WHAT TO PRODUCE ▸ Transcribe the lines of the data running from the line with "staticText: 储值卡 [109, 747, 184, 778]" up to and including the line with "staticText: SOC 变化 [64, 1576, 170, 1610]", keeping each one unchanged.

[Start THE INPUT]

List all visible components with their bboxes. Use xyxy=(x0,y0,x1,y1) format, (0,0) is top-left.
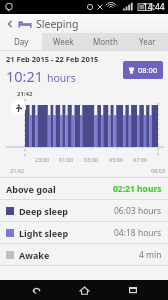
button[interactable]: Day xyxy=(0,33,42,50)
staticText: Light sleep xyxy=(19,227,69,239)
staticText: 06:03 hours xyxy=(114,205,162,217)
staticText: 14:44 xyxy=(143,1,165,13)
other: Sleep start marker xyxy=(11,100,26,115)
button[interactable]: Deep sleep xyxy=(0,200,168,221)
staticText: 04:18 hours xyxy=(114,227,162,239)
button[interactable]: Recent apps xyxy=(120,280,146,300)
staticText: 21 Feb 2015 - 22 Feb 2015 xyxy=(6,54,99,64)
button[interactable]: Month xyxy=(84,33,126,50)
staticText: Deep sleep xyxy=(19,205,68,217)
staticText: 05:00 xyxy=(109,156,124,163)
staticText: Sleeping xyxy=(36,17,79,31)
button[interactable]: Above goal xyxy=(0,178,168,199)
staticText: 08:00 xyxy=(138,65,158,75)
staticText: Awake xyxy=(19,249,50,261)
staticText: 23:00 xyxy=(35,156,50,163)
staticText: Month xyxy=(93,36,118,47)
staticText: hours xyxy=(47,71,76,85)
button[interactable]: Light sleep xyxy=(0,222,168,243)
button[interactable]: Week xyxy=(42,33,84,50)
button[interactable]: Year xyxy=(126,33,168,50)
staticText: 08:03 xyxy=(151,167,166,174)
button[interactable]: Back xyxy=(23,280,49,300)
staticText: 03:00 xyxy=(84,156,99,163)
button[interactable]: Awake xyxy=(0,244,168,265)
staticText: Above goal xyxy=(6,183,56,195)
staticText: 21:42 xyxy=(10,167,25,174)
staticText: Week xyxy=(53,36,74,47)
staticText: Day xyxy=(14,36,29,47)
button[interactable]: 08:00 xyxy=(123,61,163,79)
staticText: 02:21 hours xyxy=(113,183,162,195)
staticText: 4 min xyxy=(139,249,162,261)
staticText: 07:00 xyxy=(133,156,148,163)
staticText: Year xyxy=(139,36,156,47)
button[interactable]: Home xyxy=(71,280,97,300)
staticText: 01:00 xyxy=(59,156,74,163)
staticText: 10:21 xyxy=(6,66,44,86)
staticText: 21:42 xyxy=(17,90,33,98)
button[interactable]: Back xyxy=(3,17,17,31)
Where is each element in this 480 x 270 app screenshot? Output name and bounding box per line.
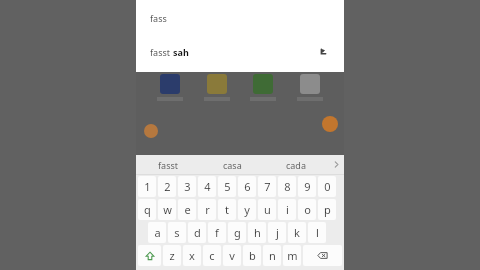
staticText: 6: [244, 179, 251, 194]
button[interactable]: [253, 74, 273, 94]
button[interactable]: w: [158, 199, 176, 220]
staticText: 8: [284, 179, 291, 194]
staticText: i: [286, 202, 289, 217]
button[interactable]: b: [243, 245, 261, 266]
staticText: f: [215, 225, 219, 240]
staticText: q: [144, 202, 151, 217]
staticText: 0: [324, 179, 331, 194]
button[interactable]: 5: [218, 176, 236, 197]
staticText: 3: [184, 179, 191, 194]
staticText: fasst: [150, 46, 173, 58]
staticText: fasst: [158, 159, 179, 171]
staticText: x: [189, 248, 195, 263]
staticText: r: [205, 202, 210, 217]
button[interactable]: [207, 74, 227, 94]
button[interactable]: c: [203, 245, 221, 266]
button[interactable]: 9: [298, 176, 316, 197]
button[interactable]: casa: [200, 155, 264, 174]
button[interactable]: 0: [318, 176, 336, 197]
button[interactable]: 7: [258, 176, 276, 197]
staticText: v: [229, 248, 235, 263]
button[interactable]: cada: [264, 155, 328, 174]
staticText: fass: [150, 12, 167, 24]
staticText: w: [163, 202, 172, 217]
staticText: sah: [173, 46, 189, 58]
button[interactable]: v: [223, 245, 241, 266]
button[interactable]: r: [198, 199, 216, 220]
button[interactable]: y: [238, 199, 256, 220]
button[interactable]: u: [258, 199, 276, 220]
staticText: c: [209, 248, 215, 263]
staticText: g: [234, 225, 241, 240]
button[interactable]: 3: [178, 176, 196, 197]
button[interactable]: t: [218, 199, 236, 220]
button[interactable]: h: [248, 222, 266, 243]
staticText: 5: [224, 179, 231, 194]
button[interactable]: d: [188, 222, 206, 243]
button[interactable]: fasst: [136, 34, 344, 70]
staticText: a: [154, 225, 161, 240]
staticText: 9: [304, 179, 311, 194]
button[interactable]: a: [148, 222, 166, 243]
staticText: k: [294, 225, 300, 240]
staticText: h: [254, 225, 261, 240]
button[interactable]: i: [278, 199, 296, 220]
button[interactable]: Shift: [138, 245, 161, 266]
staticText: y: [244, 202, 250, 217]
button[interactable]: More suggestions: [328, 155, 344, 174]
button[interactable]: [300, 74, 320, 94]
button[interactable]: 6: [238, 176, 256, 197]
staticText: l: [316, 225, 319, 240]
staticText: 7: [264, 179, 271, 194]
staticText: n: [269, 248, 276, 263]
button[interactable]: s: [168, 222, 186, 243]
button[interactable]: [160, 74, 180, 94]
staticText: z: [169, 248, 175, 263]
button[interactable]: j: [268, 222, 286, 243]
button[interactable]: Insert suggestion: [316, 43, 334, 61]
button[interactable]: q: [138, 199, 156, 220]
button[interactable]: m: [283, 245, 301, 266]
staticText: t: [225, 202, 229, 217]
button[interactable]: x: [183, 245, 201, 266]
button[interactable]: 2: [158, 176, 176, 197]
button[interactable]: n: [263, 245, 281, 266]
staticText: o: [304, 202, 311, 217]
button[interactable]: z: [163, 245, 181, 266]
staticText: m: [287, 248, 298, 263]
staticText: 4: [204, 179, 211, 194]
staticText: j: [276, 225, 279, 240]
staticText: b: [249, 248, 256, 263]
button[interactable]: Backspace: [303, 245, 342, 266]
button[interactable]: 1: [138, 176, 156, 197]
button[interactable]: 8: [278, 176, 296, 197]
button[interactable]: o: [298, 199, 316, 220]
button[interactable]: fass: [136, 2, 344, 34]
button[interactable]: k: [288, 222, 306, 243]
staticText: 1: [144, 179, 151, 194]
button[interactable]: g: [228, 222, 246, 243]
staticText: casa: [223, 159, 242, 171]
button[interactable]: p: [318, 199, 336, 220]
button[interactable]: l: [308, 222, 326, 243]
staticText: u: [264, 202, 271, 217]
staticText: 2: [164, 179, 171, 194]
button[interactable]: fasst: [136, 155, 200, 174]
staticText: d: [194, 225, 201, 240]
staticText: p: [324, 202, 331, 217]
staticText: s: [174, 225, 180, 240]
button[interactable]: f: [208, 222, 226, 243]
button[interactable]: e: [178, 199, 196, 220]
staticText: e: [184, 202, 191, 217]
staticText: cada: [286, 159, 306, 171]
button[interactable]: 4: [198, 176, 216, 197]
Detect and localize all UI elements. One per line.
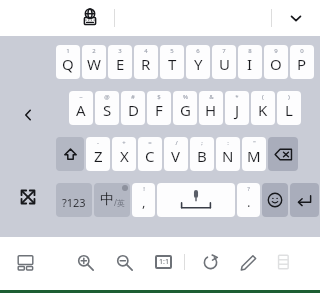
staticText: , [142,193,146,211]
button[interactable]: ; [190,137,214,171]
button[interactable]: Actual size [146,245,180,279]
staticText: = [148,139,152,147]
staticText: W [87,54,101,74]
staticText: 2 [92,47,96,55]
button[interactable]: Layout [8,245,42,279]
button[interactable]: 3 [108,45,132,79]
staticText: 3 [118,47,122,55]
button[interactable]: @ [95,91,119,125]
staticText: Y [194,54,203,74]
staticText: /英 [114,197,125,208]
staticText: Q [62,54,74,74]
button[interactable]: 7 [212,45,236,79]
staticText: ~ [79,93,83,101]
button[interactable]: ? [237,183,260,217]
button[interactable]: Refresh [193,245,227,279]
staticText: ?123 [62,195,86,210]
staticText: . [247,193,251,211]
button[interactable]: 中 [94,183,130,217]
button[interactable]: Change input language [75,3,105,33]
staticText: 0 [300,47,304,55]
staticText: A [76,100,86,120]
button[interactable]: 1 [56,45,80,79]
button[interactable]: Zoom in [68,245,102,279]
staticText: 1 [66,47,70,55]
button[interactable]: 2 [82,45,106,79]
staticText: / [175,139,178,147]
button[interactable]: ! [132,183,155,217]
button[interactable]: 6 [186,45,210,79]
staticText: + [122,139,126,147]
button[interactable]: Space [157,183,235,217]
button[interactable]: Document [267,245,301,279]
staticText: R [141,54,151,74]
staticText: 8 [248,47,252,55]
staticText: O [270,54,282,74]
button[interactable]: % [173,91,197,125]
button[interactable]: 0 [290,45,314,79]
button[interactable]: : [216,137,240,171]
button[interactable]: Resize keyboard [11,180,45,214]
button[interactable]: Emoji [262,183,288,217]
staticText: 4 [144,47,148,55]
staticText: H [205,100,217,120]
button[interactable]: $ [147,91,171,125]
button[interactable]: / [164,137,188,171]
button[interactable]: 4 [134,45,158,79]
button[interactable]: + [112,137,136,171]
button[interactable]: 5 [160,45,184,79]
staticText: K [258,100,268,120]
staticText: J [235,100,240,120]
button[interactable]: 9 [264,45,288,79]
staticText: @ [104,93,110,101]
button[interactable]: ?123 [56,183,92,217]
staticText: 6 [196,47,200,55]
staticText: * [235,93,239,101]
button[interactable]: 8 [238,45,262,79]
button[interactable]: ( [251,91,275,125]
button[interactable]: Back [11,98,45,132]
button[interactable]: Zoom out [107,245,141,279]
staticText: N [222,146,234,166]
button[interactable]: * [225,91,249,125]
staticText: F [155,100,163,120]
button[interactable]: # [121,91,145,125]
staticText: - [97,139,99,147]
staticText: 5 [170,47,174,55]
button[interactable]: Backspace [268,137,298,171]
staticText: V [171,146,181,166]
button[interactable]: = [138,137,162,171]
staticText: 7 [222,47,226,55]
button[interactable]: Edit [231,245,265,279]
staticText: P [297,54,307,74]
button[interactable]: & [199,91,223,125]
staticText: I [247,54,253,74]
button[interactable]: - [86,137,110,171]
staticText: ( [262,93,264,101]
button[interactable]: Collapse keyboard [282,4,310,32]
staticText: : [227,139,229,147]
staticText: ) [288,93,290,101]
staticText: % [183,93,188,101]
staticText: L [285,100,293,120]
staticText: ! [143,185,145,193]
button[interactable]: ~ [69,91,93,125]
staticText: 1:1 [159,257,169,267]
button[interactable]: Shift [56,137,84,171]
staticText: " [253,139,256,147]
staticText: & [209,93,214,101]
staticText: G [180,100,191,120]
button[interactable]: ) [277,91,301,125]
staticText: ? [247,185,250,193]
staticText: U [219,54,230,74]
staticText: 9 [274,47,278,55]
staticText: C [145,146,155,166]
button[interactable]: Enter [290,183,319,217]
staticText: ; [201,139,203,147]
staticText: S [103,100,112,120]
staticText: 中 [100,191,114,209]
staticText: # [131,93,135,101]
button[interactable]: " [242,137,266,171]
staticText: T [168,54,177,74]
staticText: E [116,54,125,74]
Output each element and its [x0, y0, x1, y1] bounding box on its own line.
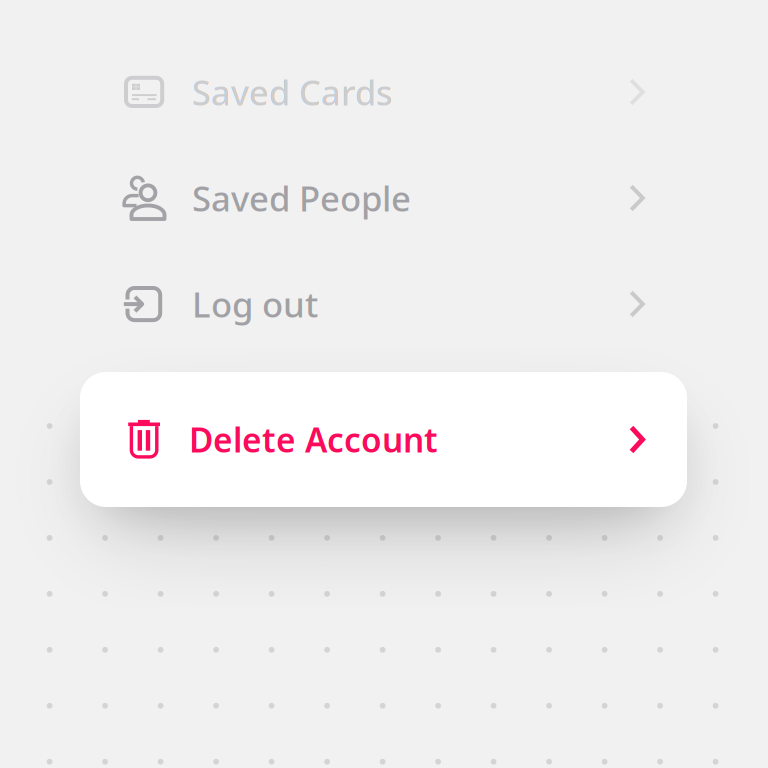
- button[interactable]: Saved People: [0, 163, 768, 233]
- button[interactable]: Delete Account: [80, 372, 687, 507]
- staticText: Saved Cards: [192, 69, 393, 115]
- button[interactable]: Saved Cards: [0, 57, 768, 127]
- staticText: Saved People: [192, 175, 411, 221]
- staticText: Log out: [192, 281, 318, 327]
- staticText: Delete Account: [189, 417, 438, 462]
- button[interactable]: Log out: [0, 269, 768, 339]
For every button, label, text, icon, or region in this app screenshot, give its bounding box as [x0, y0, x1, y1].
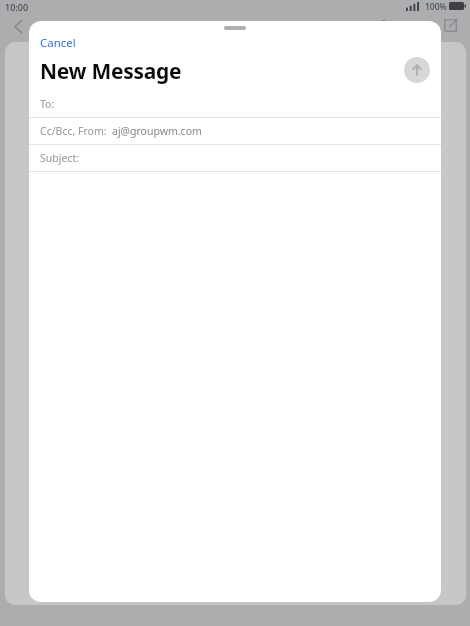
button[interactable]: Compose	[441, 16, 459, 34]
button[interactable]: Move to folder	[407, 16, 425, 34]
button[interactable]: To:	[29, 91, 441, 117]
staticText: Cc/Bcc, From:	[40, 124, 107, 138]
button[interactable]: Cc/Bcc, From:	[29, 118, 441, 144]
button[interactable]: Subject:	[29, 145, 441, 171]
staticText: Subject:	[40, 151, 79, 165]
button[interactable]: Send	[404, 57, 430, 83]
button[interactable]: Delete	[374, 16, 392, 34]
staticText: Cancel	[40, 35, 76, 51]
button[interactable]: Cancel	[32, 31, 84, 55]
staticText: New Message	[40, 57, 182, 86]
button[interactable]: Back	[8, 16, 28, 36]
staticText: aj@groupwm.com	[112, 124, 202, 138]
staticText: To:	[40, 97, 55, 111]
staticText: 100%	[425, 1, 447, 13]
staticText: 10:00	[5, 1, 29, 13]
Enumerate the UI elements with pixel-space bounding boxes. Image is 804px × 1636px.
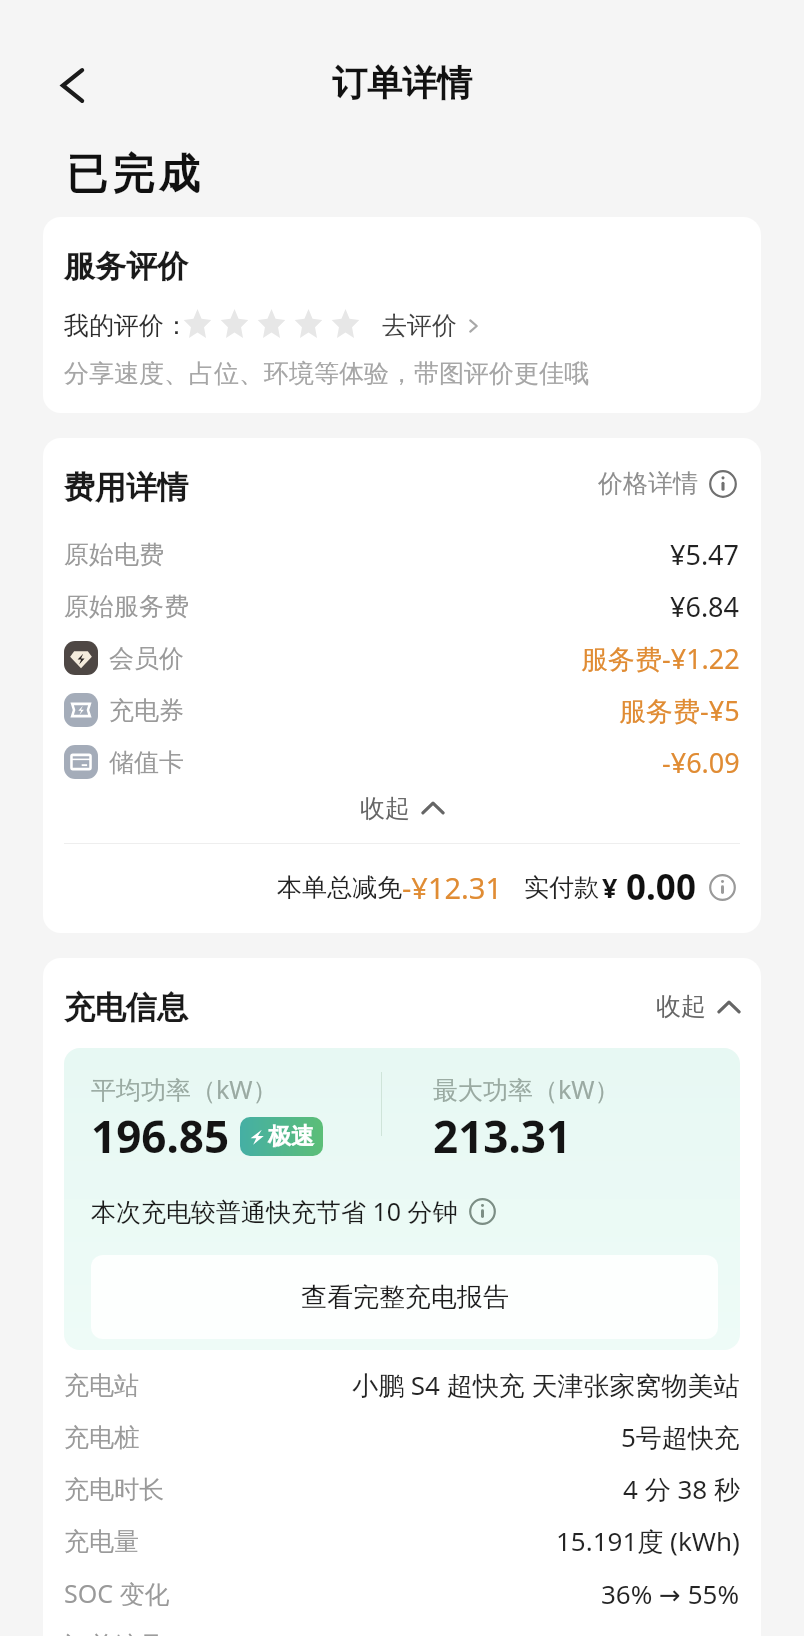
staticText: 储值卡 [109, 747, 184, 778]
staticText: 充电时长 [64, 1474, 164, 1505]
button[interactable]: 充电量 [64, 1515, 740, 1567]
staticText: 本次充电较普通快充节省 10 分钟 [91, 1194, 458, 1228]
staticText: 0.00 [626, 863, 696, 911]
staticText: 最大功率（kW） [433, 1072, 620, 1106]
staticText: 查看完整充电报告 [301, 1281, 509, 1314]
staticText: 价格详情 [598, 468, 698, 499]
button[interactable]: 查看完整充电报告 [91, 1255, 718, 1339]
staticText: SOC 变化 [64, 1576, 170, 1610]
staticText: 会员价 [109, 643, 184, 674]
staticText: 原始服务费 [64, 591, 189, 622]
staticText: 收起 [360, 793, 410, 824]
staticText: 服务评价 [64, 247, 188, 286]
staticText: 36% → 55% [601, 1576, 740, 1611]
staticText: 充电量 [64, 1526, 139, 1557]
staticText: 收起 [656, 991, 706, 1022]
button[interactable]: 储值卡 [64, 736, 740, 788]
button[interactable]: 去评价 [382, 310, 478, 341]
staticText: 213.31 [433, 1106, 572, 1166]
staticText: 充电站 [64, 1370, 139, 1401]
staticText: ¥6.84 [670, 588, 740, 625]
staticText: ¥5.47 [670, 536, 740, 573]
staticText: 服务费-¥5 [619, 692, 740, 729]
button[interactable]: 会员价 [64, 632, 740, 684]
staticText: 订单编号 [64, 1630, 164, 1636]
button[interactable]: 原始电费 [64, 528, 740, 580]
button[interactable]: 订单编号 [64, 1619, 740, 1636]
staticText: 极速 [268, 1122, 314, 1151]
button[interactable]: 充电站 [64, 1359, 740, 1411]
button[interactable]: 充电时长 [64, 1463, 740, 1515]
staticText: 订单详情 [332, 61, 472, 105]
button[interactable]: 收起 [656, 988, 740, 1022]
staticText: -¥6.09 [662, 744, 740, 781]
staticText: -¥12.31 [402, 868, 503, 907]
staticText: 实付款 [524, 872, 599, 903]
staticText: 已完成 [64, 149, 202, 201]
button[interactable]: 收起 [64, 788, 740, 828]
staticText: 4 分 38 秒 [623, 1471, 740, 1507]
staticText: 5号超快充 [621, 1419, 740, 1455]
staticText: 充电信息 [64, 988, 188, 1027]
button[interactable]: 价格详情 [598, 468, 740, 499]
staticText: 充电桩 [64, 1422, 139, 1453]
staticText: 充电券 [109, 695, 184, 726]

[End THE INPUT]

COMPLETED EXERCISE ▸
staticText: 储值卡 [109, 747, 184, 778]
staticText: 充电时长 [64, 1474, 164, 1505]
button[interactable]: 充电量 [64, 1515, 740, 1567]
staticText: 本次充电较普通快充节省 10 分钟 [91, 1194, 458, 1228]
staticText: 0.00 [626, 863, 696, 911]
staticText: 最大功率（kW） [433, 1072, 620, 1106]
staticText: 查看完整充电报告 [301, 1281, 509, 1314]
staticText: 价格详情 [598, 468, 698, 499]
button[interactable]: 查看完整充电报告 [91, 1255, 718, 1339]
staticText: SOC 变化 [64, 1576, 170, 1610]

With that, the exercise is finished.